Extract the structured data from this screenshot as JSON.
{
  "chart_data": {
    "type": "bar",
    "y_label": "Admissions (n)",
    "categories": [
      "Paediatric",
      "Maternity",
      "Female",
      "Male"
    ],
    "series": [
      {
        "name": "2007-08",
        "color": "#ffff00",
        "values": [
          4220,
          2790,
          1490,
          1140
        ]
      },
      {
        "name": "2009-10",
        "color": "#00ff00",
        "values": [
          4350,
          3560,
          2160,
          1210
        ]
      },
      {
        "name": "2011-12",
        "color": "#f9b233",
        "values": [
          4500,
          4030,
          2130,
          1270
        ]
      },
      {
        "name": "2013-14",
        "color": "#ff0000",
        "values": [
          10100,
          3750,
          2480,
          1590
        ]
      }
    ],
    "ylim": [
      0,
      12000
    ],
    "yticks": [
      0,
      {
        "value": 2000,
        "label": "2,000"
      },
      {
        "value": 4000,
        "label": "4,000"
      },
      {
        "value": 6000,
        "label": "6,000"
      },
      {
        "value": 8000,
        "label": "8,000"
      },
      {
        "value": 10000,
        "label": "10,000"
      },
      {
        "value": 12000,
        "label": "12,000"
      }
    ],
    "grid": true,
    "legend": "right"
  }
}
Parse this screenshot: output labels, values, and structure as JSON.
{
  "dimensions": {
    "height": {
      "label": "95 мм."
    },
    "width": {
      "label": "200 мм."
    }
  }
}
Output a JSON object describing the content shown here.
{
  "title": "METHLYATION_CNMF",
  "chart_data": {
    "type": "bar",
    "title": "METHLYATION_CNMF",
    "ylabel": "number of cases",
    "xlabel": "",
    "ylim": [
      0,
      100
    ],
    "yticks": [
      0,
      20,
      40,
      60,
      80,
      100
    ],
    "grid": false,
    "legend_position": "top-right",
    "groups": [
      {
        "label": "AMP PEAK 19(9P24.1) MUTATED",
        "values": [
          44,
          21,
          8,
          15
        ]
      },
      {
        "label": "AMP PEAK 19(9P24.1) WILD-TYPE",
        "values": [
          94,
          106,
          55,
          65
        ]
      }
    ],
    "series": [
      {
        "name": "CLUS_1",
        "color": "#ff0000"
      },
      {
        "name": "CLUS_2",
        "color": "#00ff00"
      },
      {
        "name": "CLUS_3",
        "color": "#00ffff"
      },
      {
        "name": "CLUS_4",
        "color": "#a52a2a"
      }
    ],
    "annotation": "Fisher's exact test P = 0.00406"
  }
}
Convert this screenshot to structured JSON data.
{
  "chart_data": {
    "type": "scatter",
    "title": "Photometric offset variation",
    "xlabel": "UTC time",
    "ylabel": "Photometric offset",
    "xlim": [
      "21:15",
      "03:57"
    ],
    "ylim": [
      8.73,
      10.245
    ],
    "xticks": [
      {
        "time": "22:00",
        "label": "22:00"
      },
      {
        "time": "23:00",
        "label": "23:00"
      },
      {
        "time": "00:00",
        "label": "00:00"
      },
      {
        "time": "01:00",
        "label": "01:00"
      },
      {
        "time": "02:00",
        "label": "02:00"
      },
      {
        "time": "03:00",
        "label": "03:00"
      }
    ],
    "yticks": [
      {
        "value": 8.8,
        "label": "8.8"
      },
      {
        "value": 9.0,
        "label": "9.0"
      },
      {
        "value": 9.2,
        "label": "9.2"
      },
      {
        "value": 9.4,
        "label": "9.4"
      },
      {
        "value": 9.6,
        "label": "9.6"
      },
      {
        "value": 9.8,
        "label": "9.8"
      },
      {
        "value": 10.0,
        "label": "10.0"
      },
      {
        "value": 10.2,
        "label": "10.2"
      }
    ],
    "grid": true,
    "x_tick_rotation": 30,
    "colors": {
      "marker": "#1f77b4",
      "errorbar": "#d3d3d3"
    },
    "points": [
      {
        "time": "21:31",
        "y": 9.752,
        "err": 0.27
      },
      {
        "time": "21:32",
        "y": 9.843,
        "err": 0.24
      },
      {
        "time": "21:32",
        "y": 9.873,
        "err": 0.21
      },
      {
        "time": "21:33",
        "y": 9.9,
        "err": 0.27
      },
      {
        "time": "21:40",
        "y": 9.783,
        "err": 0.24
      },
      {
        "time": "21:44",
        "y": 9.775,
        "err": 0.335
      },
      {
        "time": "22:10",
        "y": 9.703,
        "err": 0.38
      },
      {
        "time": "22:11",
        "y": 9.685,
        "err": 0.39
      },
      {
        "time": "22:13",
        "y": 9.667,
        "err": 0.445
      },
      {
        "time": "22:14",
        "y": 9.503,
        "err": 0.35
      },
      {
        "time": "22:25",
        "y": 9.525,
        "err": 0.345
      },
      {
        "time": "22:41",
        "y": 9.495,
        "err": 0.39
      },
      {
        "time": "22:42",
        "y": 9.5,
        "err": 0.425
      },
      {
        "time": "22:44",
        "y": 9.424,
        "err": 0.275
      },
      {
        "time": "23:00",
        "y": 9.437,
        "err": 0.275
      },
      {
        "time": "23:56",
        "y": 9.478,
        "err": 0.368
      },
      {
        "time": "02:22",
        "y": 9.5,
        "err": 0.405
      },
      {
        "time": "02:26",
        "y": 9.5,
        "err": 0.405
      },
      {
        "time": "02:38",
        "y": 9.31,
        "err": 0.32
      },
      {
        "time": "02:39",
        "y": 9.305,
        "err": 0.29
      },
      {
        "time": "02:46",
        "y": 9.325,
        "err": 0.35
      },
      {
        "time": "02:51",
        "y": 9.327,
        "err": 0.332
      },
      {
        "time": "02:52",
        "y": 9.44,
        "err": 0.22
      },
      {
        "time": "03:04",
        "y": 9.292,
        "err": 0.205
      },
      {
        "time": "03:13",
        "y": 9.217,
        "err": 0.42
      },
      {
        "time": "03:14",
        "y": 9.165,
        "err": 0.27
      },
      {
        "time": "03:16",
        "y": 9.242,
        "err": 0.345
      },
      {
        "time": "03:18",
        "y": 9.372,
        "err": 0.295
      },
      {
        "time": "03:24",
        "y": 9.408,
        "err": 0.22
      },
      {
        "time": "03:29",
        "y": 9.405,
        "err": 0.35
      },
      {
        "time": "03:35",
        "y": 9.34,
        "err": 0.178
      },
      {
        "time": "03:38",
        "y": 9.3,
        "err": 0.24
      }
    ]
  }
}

****************

▸ What you will do:
Tell how many lines contain the word "screenshot", using only the number.

▸ Written answer:
3